● **REQUIRED TASK**
Look for the string "Rozdział" in the lines and copy each line that has it.

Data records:
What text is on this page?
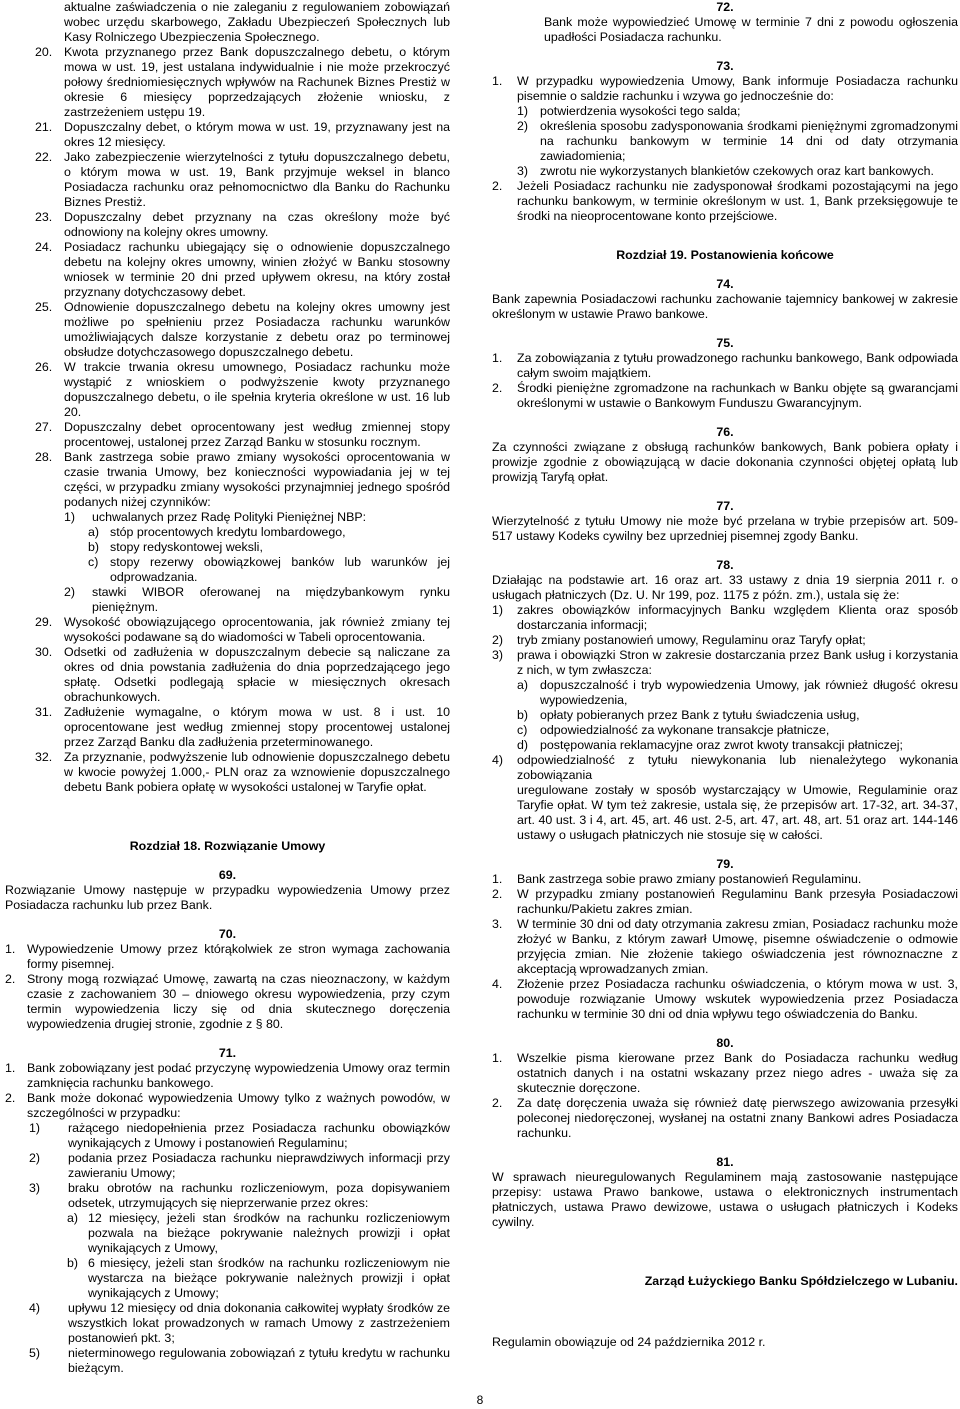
aktualne zaświadczenia o nie zaleganiu z regulowaniem zobowiązań wobec urzędu skarbowego, Zakładu Ubezpieczeń Społecznych lub Kasy Rolniczego Ubezpieczenia Społecznego.
20. Kwota przyznanego przez Bank dopuszczalnego debetu, o którym mowa w ust. 19, jest ustalana indywidualnie i nie może przekroczyć połowy średniomiesięcznych wpływów na Rachunek Biznes Prestiż w okresie 6 miesięcy poprzedzających złożenie wniosku, z zastrzeżeniem ustępu 19.
21. Dopuszczalny debet, o którym mowa w ust. 19, przyznawany jest na okres 12 miesięcy.
22. Jako zabezpieczenie wierzytelności z tytułu dopuszczalnego debetu, o którym mowa w ust. 19, Bank przyjmuje weksel in blanco Posiadacza rachunku oraz pełnomocnictwo dla Banku do Rachunku Biznes Prestiż.
23. Dopuszczalny debet przyznany na czas określony może być odnowiony na kolejny okres umowny.
24. Posiadacz rachunku ubiegający się o odnowienie dopuszczalnego debetu na kolejny okres umowny, winien złożyć w Banku stosowny wniosek w terminie 20 dni przed upływem okresu, na który został przyznany dotychczasowy debet.
25. Odnowienie dopuszczalnego debetu na kolejny okres umowny jest możliwe po spełnieniu przez Posiadacza rachunku warunków umożliwiających dalsze korzystanie z debetu oraz po terminowej obsłudze dotychczasowego dopuszczalnego debetu.
26. W trakcie trwania okresu umownego, Posiadacz rachunku może wystąpić z wnioskiem o podwyższenie kwoty przyznanego dopuszczalnego debetu, o ile spełnia kryteria określone w ust. 16 lub 20.
27. Dopuszczalny debet oprocentowany jest według zmiennej stopy procentowej, ustalonej przez Zarząd Banku w stosunku rocznym.
28. Bank zastrzega sobie prawo zmiany wysokości oprocentowania w czasie trwania Umowy, bez konieczności wypowiadania jej w tej części, w przypadku zmiany wysokości przynajmniej jednego spośród podanych niżej czynników:
1) uchwalanych przez Radę Polityki Pieniężnej NBP:
a) stóp procentowych kredytu lombardowego,
b) stopy redyskontowej weksli,
c) stopy rezerwy obowiązkowej banków lub warunków jej odprowadzania.
2) stawki WIBOR oferowanej na międzybankowym rynku pieniężnym.
29. Wysokość obowiązującego oprocentowania, jak również zmiany tej wysokości podawane są do wiadomości w Tabeli oprocentowania.
30. Odsetki od zadłużenia w dopuszczalnym debecie są naliczane za okres od dnia powstania zadłużenia do dnia poprzedzającego jego spłatę. Odsetki podlegają spłacie w miesięcznych okresach obrachunkowych.
31. Zadłużenie wymagalne, o którym mowa w ust. 8 i ust. 10 oprocentowane jest według zmiennej stopy procentowej ustalonej przez Zarząd Banku dla zadłużenia przeterminowanego.
32. Za przyznanie, podwyższenie lub odnowienie dopuszczalnego debetu w kwocie powyżej 1.000,- PLN oraz za wznowienie dopuszczalnego debetu Bank pobiera opłatę w wysokości ustalonej w Taryfie opłat.
Rozdział 18. Rozwiązanie Umowy
69.
Rozwiązanie Umowy następuje w przypadku wypowiedzenia Umowy przez Posiadacza rachunku lub przez Bank.
70.
1. Wypowiedzenie Umowy przez którąkolwiek ze stron wymaga zachowania formy pisemnej.
2. Strony mogą rozwiązać Umowę, zawartą na czas nieoznaczony, w każdym czasie z zachowaniem 30 – dniowego okresu wypowiedzenia, przy czym termin wypowiedzenia liczy się od dnia skutecznego doręczenia wypowiedzenia drugiej stronie, zgodnie z § 80.
71.
1. Bank zobowiązany jest podać przyczynę wypowiedzenia Umowy oraz termin zamknięcia rachunku bankowego.
2. Bank może dokonać wypowiedzenia Umowy tylko z ważnych powodów, w szczególności w przypadku:
1) rażącego niedopełnienia przez Posiadacza rachunku obowiązków wynikających z Umowy i postanowień Regulaminu;
2) podania przez Posiadacza rachunku nieprawdziwych informacji przy zawieraniu Umowy;
3) braku obrotów na rachunku rozliczeniowym, poza dopisywaniem odsetek, utrzymujących się nieprzerwanie przez okres:
a) 12 miesięcy, jeżeli stan środków na rachunku rozliczeniowym pozwala na bieżące pokrywanie należnych prowizji i opłat wynikających z Umowy,
b) 6 miesięcy, jeżeli stan środków na rachunku rozliczeniowym nie wystarcza na bieżące pokrywanie należnych prowizji i opłat wynikających z Umowy;
4) upływu 12 miesięcy od dnia dokonania całkowitej wypłaty środków ze wszystkich lokat prowadzonych w ramach Umowy z zastrzeżeniem postanowień pkt. 3;
5) nieterminowego regulowania zobowiązań z tytułu kredytu w rachunku bieżącym.
72.
Bank może wypowiedzieć Umowę w terminie 7 dni z powodu ogłoszenia upadłości Posiadacza rachunku.
73.
1. W przypadku wypowiedzenia Umowy, Bank informuje Posiadacza rachunku pisemnie o saldzie rachunku i wzywa go jednocześnie do:
1) potwierdzenia wysokości tego salda;
2) określenia sposobu zadysponowania środkami pieniężnymi zgromadzonymi na rachunku bankowym w terminie 14 dni od daty otrzymania zawiadomienia;
3) zwrotu nie wykorzystanych blankietów czekowych oraz kart bankowych.
2. Jeżeli Posiadacz rachunku nie zadysponował środkami pozostającymi na jego rachunku bankowym, w terminie określonym w ust. 1, Bank przeksięgowuje te środki na nieoprocentowane konto przejściowe.
Rozdział 19. Postanowienia końcowe
74.
Bank zapewnia Posiadaczowi rachunku zachowanie tajemnicy bankowej w zakresie określonym w ustawie Prawo bankowe.
75.
1. Za zobowiązania z tytułu prowadzonego rachunku bankowego, Bank odpowiada całym swoim majątkiem.
2. Środki pieniężne zgromadzone na rachunkach w Banku objęte są gwarancjami określonymi w ustawie o Bankowym Funduszu Gwarancyjnym.
76.
Za czynności związane z obsługą rachunków bankowych, Bank pobiera opłaty i prowizje zgodnie z obowiązującą w dacie dokonania czynności objętej opłatą lub prowizją Taryfą opłat.
77.
Wierzytelność z tytułu Umowy nie może być przelana w trybie przepisów art. 509-517 ustawy Kodeks cywilny bez uprzedniej pisemnej zgody Banku.
78.
Działając na podstawie art. 16 oraz art. 33 ustawy z dnia 19 sierpnia 2011 r. o usługach płatniczych (Dz. U. Nr 199, poz. 1175 z późn. zm.), ustala się że:
1) zakres obowiązków informacyjnych Banku względem Klienta oraz sposób dostarczania informacji;
2) tryb zmiany postanowień umowy, Regulaminu oraz Taryfy opłat;
3) prawa i obowiązki Stron w zakresie dostarczania przez Bank usług i korzystania z nich, w tym zwłaszcza:
a) dopuszczalność i tryb wypowiedzenia Umowy, jak również długość okresu wypowiedzenia,
b) opłaty pobieranych przez Bank z tytułu świadczenia usług,
c) odpowiedzialność za wykonane transakcje płatnicze,
d) postępowania reklamacyjne oraz zwrot kwoty transakcji płatniczej;
4) odpowiedzialność z tytułu niewykonania lub nienależytego wykonania zobowiązania
uregulowane zostały w sposób wystarczający w Umowie, Regulaminie oraz Taryfie opłat. W tym też zakresie, ustala się, że przepisów art. 17-32, art. 34-37, art. 40 ust. 3 i 4, art. 45, art. 46 ust. 2-5, art. 47, art. 48, art. 51 oraz art. 144-146 ustawy o usługach płatniczych nie stosuje się w całości.
79.
1. Bank zastrzega sobie prawo zmiany postanowień Regulaminu.
2. W przypadku zmiany postanowień Regulaminu Bank przesyła Posiadaczowi rachunku/Pakietu zakres zmian.
3. W terminie 30 dni od daty otrzymania zakresu zmian, Posiadacz rachunku może złożyć w Banku, z którym zawarł Umowę, pisemne oświadczenie o odmowie przyjęcia zmian. Nie złożenie takiego oświadczenia jest równoznaczne z akceptacją wprowadzanych zmian.
4. Złożenie przez Posiadacza rachunku oświadczenia, o którym mowa w ust. 3, powoduje rozwiązanie Umowy wskutek wypowiedzenia przez Posiadacza rachunku w terminie 30 dni od dnia wpływu tego oświadczenia do Banku.
80.
1. Wszelkie pisma kierowane przez Bank do Posiadacza rachunku według ostatnich danych i na ostatni wskazany przez niego adres - uważa się za skutecznie doręczone.
2. Za datę doręczenia uważa się również datę pierwszego awizowania przesyłki poleconej niedoręczonej, wysłanej na ostatni znany Bankowi adres Posiadacza rachunku.
81.
W sprawach nieuregulowanych Regulaminem mają zastosowanie następujące przepisy: ustawa Prawo bankowe, ustawa o elektronicznych instrumentach płatniczych, ustawa Prawo dewizowe, ustawa o usługach płatniczych i Kodeks cywilny.
Zarząd Łużyckiego Banku Spółdzielczego w Lubaniu.
Regulamin obowiązuje od 24 października 2012 r.
8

● **RESPONSE TO THE EXERCISE**
Rozdział 18. Rozwiązanie Umowy
Rozdział 19. Postanowienia końcowe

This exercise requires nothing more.